• WORK TO DO: Please give the entries again in full and exactly, without any picture.

• DATA IN THIS EXERCISE:
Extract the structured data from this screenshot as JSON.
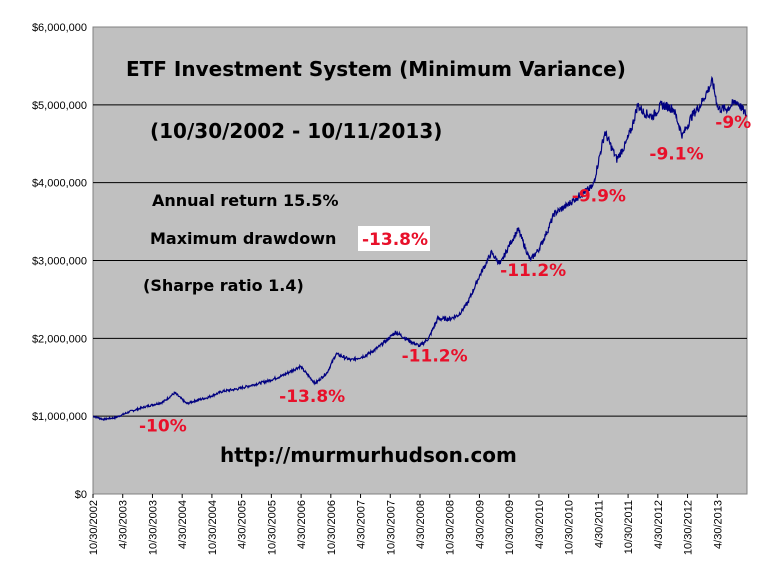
{
  "chart_data": {
    "type": "line",
    "title": "ETF Investment System (Minimum Variance)",
    "subtitle": "(10/30/2002 - 10/11/2013)",
    "stats": {
      "annual_return": "Annual return 15.5%",
      "max_drawdown_label": "Maximum drawdown",
      "max_drawdown_value": "-13.8%",
      "sharpe": "(Sharpe ratio 1.4)"
    },
    "url": "http://murmurhudson.com",
    "ylim": [
      0,
      6000000
    ],
    "xlim": [
      "10/30/2002",
      "10/11/2013"
    ],
    "y_ticks": [
      "$0",
      "$1,000,000",
      "$2,000,000",
      "$3,000,000",
      "$4,000,000",
      "$5,000,000",
      "$6,000,000"
    ],
    "x_ticks": [
      "10/30/2002",
      "4/30/2003",
      "10/30/2003",
      "4/30/2004",
      "10/30/2004",
      "4/30/2005",
      "10/30/2005",
      "4/30/2006",
      "10/30/2006",
      "4/30/2007",
      "10/30/2007",
      "4/30/2008",
      "10/30/2008",
      "4/30/2009",
      "10/30/2009",
      "4/30/2010",
      "10/30/2010",
      "4/30/2011",
      "10/30/2011",
      "4/30/2012",
      "10/30/2012",
      "4/30/2013"
    ],
    "grid": "horizontal",
    "colors": {
      "plot_bg": "#c0c0c0",
      "line": "#000080",
      "annotation": "#e8102a"
    },
    "series": [
      {
        "x": [
          2002.83,
          2003.0,
          2003.2,
          2003.45,
          2003.7,
          2004.0,
          2004.2,
          2004.4,
          2004.55,
          2004.75,
          2005.0,
          2005.25,
          2005.5,
          2005.75,
          2006.0,
          2006.3,
          2006.55,
          2006.75,
          2006.9,
          2007.15,
          2007.4,
          2007.6,
          2007.9,
          2008.1,
          2008.3,
          2008.45,
          2008.6,
          2008.8,
          2008.95,
          2009.1,
          2009.3,
          2009.5,
          2009.65,
          2009.8,
          2009.95,
          2010.15,
          2010.3,
          2010.45,
          2010.55,
          2010.75,
          2011.0,
          2011.2,
          2011.4,
          2011.6,
          2011.75,
          2011.85,
          2011.95,
          2012.05,
          2012.2,
          2012.35,
          2012.55,
          2012.7,
          2012.85,
          2013.0,
          2013.2,
          2013.3,
          2013.45,
          2013.6,
          2013.7,
          2013.78
        ],
        "y": [
          1000000,
          960000,
          980000,
          1060000,
          1120000,
          1180000,
          1300000,
          1160000,
          1200000,
          1240000,
          1320000,
          1350000,
          1400000,
          1450000,
          1520000,
          1640000,
          1420000,
          1560000,
          1800000,
          1720000,
          1780000,
          1880000,
          2080000,
          1980000,
          1900000,
          2000000,
          2250000,
          2250000,
          2300000,
          2450000,
          2800000,
          3100000,
          2950000,
          3200000,
          3400000,
          3000000,
          3150000,
          3400000,
          3600000,
          3700000,
          3850000,
          3950000,
          4650000,
          4300000,
          4500000,
          4700000,
          5000000,
          4900000,
          4850000,
          5000000,
          4950000,
          4600000,
          4850000,
          5000000,
          5300000,
          4950000,
          4950000,
          5050000,
          4950000,
          4850000
        ]
      }
    ],
    "drawdown_labels": [
      {
        "text": "-10%",
        "x": 2004.0,
        "y": 800000
      },
      {
        "text": "-13.8%",
        "x": 2006.5,
        "y": 1180000
      },
      {
        "text": "-11.2%",
        "x": 2008.55,
        "y": 1700000
      },
      {
        "text": "-11.2%",
        "x": 2010.2,
        "y": 2800000
      },
      {
        "text": "-9.9%",
        "x": 2011.3,
        "y": 3760000
      },
      {
        "text": "-9.1%",
        "x": 2012.6,
        "y": 4300000
      },
      {
        "text": "-9%",
        "x": 2013.55,
        "y": 4700000
      }
    ]
  }
}
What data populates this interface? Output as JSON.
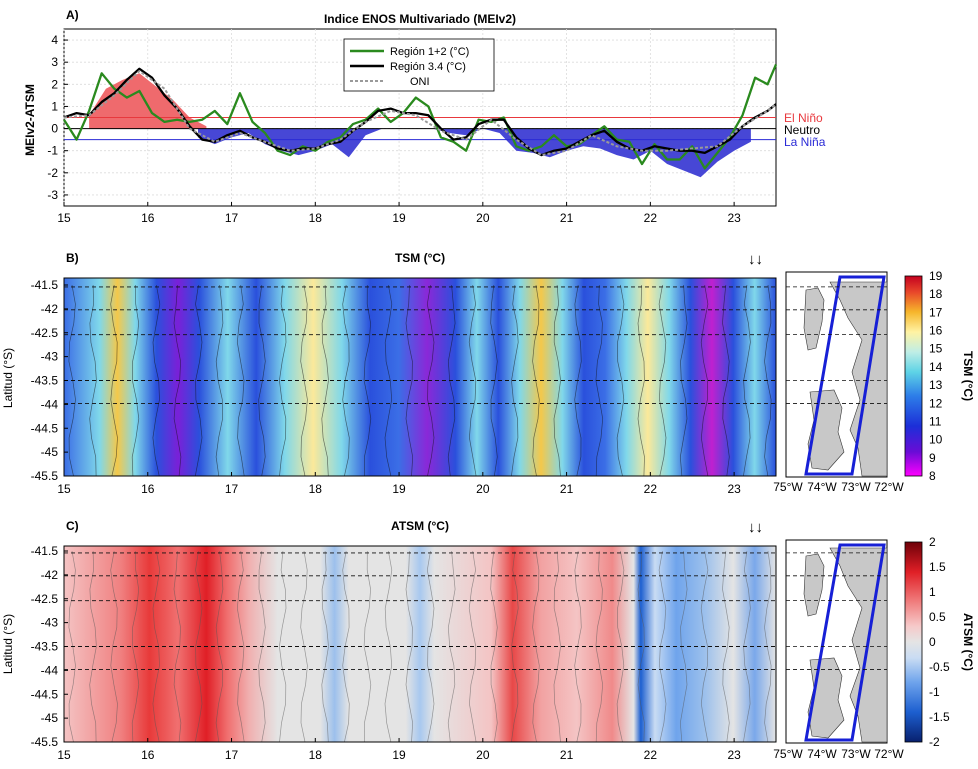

• RESPONSE TO THE EXERCISE:
Extract the structured data from this screenshot as JSON.
{
  "chart_data": {
    "type": "line",
    "title": "ETF Investment System (Minimum Variance)",
    "subtitle": "(10/30/2002 - 10/11/2013)",
    "stats": {
      "annual_return": "Annual return 15.5%",
      "max_drawdown_label": "Maximum drawdown",
      "max_drawdown_value": "-13.8%",
      "sharpe": "(Sharpe ratio 1.4)"
    },
    "url": "http://murmurhudson.com",
    "ylim": [
      0,
      6000000
    ],
    "xlim": [
      "10/30/2002",
      "10/11/2013"
    ],
    "y_ticks": [
      "$0",
      "$1,000,000",
      "$2,000,000",
      "$3,000,000",
      "$4,000,000",
      "$5,000,000",
      "$6,000,000"
    ],
    "x_ticks": [
      "10/30/2002",
      "4/30/2003",
      "10/30/2003",
      "4/30/2004",
      "10/30/2004",
      "4/30/2005",
      "10/30/2005",
      "4/30/2006",
      "10/30/2006",
      "4/30/2007",
      "10/30/2007",
      "4/30/2008",
      "10/30/2008",
      "4/30/2009",
      "10/30/2009",
      "4/30/2010",
      "10/30/2010",
      "4/30/2011",
      "10/30/2011",
      "4/30/2012",
      "10/30/2012",
      "4/30/2013"
    ],
    "grid": "horizontal",
    "colors": {
      "plot_bg": "#c0c0c0",
      "line": "#000080",
      "annotation": "#e8102a"
    },
    "series": [
      {
        "x": [
          2002.83,
          2003.0,
          2003.2,
          2003.45,
          2003.7,
          2004.0,
          2004.2,
          2004.4,
          2004.55,
          2004.75,
          2005.0,
          2005.25,
          2005.5,
          2005.75,
          2006.0,
          2006.3,
          2006.55,
          2006.75,
          2006.9,
          2007.15,
          2007.4,
          2007.6,
          2007.9,
          2008.1,
          2008.3,
          2008.45,
          2008.6,
          2008.8,
          2008.95,
          2009.1,
          2009.3,
          2009.5,
          2009.65,
          2009.8,
          2009.95,
          2010.15,
          2010.3,
          2010.45,
          2010.55,
          2010.75,
          2011.0,
          2011.2,
          2011.4,
          2011.6,
          2011.75,
          2011.85,
          2011.95,
          2012.05,
          2012.2,
          2012.35,
          2012.55,
          2012.7,
          2012.85,
          2013.0,
          2013.2,
          2013.3,
          2013.45,
          2013.6,
          2013.7,
          2013.78
        ],
        "y": [
          1000000,
          960000,
          980000,
          1060000,
          1120000,
          1180000,
          1300000,
          1160000,
          1200000,
          1240000,
          1320000,
          1350000,
          1400000,
          1450000,
          1520000,
          1640000,
          1420000,
          1560000,
          1800000,
          1720000,
          1780000,
          1880000,
          2080000,
          1980000,
          1900000,
          2000000,
          2250000,
          2250000,
          2300000,
          2450000,
          2800000,
          3100000,
          2950000,
          3200000,
          3400000,
          3000000,
          3150000,
          3400000,
          3600000,
          3700000,
          3850000,
          3950000,
          4650000,
          4300000,
          4500000,
          4700000,
          5000000,
          4900000,
          4850000,
          5000000,
          4950000,
          4600000,
          4850000,
          5000000,
          5300000,
          4950000,
          4950000,
          5050000,
          4950000,
          4850000
        ]
      }
    ],
    "drawdown_labels": [
      {
        "text": "-10%",
        "x": 2004.0,
        "y": 800000
      },
      {
        "text": "-13.8%",
        "x": 2006.5,
        "y": 1180000
      },
      {
        "text": "-11.2%",
        "x": 2008.55,
        "y": 1700000
      },
      {
        "text": "-11.2%",
        "x": 2010.2,
        "y": 2800000
      },
      {
        "text": "-9.9%",
        "x": 2011.3,
        "y": 3760000
      },
      {
        "text": "-9.1%",
        "x": 2012.6,
        "y": 4300000
      },
      {
        "text": "-9%",
        "x": 2013.55,
        "y": 4700000
      }
    ]
  }
}
What data populates this interface? Output as JSON.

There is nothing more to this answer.